WHAT IS ASKED
Exactly reproduce the lines that follow.

Records that describe figures
━━━━━━━━━━

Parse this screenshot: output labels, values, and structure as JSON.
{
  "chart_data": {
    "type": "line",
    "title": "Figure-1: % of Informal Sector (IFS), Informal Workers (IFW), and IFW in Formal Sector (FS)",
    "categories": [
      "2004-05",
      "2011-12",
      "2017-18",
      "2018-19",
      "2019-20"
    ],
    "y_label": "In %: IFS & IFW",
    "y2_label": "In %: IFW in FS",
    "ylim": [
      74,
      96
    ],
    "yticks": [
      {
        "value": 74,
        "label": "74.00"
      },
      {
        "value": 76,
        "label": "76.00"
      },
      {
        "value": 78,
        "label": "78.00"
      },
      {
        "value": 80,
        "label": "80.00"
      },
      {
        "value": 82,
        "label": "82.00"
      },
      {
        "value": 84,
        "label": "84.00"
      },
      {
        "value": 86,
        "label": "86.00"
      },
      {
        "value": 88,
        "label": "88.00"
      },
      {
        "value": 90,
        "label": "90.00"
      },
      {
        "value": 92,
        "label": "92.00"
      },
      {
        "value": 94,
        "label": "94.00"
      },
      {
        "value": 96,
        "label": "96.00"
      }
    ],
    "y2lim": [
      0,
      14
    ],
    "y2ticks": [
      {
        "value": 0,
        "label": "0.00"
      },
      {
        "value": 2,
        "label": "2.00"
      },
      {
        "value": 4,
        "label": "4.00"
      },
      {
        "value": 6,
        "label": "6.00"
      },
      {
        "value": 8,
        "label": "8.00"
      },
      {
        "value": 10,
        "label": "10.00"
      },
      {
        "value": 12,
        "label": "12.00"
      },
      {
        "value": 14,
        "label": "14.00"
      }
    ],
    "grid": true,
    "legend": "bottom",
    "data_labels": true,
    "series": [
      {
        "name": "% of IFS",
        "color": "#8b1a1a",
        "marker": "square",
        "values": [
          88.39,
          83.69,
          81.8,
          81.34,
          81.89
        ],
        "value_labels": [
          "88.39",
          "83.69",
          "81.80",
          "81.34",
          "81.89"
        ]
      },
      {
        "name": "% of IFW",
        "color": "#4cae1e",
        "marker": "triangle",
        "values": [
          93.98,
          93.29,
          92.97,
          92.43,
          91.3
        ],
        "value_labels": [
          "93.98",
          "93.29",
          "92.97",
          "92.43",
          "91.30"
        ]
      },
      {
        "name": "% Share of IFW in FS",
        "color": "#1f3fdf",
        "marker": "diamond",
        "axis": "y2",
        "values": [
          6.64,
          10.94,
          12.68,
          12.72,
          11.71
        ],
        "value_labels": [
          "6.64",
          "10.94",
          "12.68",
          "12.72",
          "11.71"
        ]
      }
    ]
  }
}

━━━━━━━━━━

ANSWER
Parse this screenshot: output labels, values, and structure as JSON.
{
  "chart_data": {
    "type": "line",
    "title": "Figure-1: % of Informal Sector (IFS), Informal Workers (IFW), and IFW in Formal Sector (FS)",
    "categories": [
      "2004-05",
      "2011-12",
      "2017-18",
      "2018-19",
      "2019-20"
    ],
    "y_label": "In %: IFS & IFW",
    "y2_label": "In %: IFW in FS",
    "ylim": [
      74,
      96
    ],
    "yticks": [
      {
        "value": 74,
        "label": "74.00"
      },
      {
        "value": 76,
        "label": "76.00"
      },
      {
        "value": 78,
        "label": "78.00"
      },
      {
        "value": 80,
        "label": "80.00"
      },
      {
        "value": 82,
        "label": "82.00"
      },
      {
        "value": 84,
        "label": "84.00"
      },
      {
        "value": 86,
        "label": "86.00"
      },
      {
        "value": 88,
        "label": "88.00"
      },
      {
        "value": 90,
        "label": "90.00"
      },
      {
        "value": 92,
        "label": "92.00"
      },
      {
        "value": 94,
        "label": "94.00"
      },
      {
        "value": 96,
        "label": "96.00"
      }
    ],
    "y2lim": [
      0,
      14
    ],
    "y2ticks": [
      {
        "value": 0,
        "label": "0.00"
      },
      {
        "value": 2,
        "label": "2.00"
      },
      {
        "value": 4,
        "label": "4.00"
      },
      {
        "value": 6,
        "label": "6.00"
      },
      {
        "value": 8,
        "label": "8.00"
      },
      {
        "value": 10,
        "label": "10.00"
      },
      {
        "value": 12,
        "label": "12.00"
      },
      {
        "value": 14,
        "label": "14.00"
      }
    ],
    "grid": true,
    "legend": "bottom",
    "data_labels": true,
    "series": [
      {
        "name": "% of IFS",
        "color": "#8b1a1a",
        "marker": "square",
        "values": [
          88.39,
          83.69,
          81.8,
          81.34,
          81.89
        ],
        "value_labels": [
          "88.39",
          "83.69",
          "81.80",
          "81.34",
          "81.89"
        ]
      },
      {
        "name": "% of IFW",
        "color": "#4cae1e",
        "marker": "triangle",
        "values": [
          93.98,
          93.29,
          92.97,
          92.43,
          91.3
        ],
        "value_labels": [
          "93.98",
          "93.29",
          "92.97",
          "92.43",
          "91.30"
        ]
      },
      {
        "name": "% Share of IFW in FS",
        "color": "#1f3fdf",
        "marker": "diamond",
        "axis": "y2",
        "values": [
          6.64,
          10.94,
          12.68,
          12.72,
          11.71
        ],
        "value_labels": [
          "6.64",
          "10.94",
          "12.68",
          "12.72",
          "11.71"
        ]
      }
    ]
  }
}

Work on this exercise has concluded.